■ **Task brief**
In the listing below, find every line with the string "estos" and pull it out.
---------- Given records ----------
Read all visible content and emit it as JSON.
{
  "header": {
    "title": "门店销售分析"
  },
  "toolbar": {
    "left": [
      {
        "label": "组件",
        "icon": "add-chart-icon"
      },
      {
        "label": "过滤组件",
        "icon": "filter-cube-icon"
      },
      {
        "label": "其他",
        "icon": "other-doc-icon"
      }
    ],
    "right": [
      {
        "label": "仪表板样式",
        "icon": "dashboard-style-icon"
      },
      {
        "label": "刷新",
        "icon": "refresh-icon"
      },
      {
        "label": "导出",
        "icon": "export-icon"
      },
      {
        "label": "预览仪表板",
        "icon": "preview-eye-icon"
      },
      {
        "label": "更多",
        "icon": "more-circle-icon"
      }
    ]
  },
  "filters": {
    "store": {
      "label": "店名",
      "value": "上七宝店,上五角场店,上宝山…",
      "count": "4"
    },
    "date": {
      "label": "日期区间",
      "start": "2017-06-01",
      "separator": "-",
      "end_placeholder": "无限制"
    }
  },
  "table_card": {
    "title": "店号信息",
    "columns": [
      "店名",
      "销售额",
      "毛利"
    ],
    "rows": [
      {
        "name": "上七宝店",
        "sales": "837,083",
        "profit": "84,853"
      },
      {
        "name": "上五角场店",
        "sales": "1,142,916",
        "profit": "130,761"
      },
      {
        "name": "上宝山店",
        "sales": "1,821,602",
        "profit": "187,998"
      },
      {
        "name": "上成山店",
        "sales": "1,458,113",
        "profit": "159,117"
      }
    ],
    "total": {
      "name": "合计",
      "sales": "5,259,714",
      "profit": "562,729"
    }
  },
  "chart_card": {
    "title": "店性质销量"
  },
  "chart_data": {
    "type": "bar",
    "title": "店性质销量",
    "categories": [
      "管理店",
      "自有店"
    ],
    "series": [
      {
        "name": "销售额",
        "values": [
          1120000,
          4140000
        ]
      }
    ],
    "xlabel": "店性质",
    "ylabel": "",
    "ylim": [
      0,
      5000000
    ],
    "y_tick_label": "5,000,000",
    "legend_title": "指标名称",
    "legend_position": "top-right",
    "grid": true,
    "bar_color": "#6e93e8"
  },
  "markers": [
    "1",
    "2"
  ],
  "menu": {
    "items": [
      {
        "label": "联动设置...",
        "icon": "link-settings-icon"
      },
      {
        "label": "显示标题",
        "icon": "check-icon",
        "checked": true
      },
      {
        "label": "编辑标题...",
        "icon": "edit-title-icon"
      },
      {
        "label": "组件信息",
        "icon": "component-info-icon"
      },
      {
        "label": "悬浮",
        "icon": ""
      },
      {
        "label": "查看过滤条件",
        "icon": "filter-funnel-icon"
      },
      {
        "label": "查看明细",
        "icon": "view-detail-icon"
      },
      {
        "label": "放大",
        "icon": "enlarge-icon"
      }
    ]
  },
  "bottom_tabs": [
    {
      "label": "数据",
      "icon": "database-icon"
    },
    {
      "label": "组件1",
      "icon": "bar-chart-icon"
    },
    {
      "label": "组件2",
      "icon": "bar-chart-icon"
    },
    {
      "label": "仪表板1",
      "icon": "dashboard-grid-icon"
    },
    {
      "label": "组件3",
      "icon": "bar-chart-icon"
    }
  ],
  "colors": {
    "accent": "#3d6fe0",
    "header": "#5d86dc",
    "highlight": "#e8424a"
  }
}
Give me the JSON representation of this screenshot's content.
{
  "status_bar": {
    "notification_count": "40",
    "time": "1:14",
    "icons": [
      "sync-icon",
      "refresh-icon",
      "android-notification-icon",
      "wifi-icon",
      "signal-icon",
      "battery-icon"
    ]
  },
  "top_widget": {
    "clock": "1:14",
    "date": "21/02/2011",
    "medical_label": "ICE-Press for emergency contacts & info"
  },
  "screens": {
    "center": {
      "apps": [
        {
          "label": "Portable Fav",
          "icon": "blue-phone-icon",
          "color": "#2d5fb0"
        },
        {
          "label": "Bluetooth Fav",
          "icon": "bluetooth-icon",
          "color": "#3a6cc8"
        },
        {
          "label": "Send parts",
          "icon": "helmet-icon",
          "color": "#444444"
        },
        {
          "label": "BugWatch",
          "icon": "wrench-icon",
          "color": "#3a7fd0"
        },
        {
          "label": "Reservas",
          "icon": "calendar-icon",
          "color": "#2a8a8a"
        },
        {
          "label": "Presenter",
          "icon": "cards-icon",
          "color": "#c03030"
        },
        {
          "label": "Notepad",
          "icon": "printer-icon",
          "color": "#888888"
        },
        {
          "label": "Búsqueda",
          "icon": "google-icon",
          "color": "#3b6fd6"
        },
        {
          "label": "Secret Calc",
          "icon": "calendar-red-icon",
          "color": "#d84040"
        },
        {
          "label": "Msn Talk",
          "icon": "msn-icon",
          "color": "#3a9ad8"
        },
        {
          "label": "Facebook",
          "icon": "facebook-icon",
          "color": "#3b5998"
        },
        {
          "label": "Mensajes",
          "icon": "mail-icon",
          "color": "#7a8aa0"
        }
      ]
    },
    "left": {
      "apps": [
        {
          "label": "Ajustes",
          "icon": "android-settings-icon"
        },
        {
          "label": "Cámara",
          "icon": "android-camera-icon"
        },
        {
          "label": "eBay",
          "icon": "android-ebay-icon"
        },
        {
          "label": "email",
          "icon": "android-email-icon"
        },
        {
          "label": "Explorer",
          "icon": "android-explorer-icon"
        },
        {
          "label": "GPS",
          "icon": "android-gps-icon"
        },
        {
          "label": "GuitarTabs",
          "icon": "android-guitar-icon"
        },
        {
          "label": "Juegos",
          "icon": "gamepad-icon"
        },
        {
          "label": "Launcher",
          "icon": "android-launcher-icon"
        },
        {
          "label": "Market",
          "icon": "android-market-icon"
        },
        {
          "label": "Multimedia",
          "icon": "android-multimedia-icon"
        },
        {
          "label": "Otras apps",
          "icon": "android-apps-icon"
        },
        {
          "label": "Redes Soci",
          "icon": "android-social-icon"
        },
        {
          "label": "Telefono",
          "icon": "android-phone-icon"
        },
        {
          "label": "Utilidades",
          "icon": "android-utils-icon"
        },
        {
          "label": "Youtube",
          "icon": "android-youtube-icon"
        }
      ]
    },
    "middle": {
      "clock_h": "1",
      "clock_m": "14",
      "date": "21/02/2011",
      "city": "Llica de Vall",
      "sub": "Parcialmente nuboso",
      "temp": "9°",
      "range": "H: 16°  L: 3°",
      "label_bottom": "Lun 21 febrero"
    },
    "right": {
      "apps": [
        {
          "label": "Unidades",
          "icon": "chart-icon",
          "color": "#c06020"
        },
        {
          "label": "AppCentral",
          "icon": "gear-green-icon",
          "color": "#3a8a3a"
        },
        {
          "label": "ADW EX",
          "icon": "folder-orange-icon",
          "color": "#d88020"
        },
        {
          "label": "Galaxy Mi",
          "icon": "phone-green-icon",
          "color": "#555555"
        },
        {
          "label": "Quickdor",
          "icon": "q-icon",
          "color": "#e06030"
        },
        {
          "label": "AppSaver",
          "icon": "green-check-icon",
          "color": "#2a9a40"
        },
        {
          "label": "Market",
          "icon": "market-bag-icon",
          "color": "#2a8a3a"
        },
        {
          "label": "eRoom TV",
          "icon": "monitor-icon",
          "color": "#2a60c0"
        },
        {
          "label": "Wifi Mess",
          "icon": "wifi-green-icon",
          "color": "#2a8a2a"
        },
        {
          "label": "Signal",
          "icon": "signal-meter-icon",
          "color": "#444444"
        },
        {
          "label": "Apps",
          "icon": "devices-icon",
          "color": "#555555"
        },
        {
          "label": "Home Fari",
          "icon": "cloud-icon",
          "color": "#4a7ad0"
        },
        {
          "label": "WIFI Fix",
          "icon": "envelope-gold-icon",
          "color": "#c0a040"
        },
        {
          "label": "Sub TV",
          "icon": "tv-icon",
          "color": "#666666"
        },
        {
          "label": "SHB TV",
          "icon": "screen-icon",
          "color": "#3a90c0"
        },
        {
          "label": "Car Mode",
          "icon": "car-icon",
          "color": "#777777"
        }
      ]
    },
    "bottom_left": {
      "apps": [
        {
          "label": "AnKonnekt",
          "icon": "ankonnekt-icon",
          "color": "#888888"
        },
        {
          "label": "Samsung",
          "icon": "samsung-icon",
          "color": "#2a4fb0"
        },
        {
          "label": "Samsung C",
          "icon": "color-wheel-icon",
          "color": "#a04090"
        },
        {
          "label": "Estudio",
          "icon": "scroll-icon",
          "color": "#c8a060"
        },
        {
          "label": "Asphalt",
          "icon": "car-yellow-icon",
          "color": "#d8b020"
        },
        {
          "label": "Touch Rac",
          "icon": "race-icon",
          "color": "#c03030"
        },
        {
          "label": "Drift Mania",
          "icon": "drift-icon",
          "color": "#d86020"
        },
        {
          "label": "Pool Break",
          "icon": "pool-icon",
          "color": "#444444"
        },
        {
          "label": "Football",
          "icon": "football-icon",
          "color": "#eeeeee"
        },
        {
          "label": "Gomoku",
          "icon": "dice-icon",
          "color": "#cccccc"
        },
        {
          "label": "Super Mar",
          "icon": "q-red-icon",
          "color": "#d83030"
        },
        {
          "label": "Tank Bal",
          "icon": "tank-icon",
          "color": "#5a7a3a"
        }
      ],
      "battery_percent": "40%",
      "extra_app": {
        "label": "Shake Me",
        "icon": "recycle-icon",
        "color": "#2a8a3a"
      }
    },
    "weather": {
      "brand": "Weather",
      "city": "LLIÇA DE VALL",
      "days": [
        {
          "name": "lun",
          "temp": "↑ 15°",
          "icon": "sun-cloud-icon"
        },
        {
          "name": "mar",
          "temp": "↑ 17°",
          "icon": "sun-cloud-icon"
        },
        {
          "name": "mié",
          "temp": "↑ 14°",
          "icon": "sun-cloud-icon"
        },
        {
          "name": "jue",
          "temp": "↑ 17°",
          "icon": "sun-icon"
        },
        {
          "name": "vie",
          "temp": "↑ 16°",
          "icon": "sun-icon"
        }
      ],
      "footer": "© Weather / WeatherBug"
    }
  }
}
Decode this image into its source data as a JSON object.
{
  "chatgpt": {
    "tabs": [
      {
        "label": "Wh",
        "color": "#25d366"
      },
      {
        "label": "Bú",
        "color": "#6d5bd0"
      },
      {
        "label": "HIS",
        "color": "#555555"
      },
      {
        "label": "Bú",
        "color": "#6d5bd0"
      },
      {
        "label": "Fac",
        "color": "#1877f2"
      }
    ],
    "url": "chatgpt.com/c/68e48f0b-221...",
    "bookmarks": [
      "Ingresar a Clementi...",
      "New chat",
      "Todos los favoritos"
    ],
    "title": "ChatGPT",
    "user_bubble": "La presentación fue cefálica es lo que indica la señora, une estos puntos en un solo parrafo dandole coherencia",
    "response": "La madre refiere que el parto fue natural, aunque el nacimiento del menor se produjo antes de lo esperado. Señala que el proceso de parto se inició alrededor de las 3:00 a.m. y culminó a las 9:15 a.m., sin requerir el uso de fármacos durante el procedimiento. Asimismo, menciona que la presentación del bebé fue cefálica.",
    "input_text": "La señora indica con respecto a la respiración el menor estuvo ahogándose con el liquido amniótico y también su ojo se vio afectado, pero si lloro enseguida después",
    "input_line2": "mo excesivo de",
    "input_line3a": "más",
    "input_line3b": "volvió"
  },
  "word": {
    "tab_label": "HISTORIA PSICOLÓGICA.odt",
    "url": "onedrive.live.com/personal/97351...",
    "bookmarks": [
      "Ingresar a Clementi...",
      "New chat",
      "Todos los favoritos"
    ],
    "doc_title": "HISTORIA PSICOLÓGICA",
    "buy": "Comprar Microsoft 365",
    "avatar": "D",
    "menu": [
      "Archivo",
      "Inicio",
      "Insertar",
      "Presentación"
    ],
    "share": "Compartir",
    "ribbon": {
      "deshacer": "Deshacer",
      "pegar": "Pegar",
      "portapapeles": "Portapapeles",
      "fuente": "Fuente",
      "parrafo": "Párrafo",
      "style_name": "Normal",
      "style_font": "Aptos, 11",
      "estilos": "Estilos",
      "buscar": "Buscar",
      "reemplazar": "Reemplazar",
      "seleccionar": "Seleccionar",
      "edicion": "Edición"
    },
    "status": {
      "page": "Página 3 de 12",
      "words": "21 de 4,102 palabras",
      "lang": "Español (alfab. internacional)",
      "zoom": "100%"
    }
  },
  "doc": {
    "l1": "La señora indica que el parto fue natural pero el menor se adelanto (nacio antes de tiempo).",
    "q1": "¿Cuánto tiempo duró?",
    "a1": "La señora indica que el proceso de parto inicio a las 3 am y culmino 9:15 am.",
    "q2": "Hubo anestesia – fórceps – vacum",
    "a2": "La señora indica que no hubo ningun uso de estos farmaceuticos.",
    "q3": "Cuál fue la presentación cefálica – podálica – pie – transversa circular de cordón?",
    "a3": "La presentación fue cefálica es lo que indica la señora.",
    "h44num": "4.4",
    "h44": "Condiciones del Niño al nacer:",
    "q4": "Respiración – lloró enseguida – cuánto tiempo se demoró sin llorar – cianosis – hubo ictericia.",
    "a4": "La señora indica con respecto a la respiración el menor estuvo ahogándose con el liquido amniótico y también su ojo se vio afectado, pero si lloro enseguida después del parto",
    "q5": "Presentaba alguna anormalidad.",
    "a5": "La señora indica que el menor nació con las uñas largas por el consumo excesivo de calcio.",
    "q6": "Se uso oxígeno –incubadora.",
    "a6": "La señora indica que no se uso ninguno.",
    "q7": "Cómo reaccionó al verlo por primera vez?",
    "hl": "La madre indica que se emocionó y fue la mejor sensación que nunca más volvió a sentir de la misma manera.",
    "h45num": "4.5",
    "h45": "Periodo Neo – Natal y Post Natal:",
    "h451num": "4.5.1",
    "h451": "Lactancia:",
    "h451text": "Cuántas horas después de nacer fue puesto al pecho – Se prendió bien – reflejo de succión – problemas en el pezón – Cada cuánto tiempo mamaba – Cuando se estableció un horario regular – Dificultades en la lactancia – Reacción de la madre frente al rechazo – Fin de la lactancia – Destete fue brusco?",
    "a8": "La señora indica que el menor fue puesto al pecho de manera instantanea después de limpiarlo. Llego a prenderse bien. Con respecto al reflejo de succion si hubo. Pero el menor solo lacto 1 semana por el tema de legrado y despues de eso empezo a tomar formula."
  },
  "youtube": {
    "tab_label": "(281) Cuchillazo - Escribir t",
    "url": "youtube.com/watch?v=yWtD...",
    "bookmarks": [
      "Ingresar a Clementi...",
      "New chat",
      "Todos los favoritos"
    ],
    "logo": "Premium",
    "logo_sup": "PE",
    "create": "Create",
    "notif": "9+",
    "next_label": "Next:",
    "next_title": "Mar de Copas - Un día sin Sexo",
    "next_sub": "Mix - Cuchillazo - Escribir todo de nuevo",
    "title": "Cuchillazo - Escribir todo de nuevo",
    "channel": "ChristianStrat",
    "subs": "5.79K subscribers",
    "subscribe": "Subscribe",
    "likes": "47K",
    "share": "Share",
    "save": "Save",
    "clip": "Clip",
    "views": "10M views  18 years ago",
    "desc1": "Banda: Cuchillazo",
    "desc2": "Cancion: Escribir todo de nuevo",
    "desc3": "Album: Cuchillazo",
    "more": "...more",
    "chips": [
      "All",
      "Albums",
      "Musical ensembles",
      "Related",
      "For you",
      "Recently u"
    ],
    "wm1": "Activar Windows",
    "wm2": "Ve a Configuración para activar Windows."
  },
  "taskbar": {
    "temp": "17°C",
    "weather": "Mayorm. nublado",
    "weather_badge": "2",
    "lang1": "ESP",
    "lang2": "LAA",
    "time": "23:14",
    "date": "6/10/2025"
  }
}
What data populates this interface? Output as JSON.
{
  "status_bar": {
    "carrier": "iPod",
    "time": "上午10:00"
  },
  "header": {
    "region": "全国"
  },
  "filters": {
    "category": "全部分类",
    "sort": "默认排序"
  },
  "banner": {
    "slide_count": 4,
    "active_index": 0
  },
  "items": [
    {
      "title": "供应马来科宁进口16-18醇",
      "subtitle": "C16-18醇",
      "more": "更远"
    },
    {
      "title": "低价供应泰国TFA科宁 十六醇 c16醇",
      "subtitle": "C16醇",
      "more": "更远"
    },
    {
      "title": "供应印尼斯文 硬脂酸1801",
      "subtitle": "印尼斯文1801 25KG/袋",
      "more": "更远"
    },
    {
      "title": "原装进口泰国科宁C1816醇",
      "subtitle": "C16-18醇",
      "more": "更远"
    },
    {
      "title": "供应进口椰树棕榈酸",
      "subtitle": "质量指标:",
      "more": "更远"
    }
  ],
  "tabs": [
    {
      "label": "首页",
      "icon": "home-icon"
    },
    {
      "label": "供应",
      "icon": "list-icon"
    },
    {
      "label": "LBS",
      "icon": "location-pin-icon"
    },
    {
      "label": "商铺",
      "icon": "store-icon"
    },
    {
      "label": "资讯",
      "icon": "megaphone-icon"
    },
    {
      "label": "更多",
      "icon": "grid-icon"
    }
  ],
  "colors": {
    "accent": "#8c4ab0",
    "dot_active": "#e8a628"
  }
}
----------
■ **Answer to this task**
    "user_bubble": "La presentación fue cefálica es lo que indica la señora, une estos puntos en un solo parrafo dandole coherencia",
    "a2": "La señora indica que no hubo ningun uso de estos farmaceuticos.",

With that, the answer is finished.